— start —

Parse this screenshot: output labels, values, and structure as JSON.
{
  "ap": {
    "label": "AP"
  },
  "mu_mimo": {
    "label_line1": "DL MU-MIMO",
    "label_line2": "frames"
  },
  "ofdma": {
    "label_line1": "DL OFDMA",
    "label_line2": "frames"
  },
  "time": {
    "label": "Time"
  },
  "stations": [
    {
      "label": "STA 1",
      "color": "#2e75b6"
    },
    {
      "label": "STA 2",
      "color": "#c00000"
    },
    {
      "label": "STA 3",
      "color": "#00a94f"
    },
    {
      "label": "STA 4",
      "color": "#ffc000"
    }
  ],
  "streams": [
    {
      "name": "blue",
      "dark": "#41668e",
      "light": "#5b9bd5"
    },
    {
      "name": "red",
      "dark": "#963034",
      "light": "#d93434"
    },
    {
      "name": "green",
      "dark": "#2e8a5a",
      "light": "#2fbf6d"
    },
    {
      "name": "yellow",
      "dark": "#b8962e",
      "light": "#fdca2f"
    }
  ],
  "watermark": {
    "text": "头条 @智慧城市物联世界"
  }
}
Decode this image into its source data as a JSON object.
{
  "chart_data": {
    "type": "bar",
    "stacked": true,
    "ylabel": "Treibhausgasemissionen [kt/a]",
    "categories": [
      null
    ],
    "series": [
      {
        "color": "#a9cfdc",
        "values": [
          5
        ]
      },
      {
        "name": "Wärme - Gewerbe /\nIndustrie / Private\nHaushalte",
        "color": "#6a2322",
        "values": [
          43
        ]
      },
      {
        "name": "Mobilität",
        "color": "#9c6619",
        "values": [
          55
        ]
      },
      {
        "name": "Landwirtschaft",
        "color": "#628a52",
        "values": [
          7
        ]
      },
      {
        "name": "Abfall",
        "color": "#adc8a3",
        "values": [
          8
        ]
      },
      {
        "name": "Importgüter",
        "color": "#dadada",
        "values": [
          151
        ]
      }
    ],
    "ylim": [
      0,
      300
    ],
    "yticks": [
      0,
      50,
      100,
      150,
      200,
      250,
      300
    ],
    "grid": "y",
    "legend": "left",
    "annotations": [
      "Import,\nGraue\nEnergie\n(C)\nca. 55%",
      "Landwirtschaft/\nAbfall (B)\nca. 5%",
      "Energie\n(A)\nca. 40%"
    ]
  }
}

— end —

Stated goal = Identify all lines in the records above with the word "name".

Exercise output =
      "name": "blue",
      "name": "red",
      "name": "green",
      "name": "yellow",
        "name": "Wärme - Gewerbe /\nIndustrie / Private\nHaushalte",
        "name": "Mobilität",
        "name": "Landwirtschaft",
        "name": "Abfall",
        "name": "Importgüter",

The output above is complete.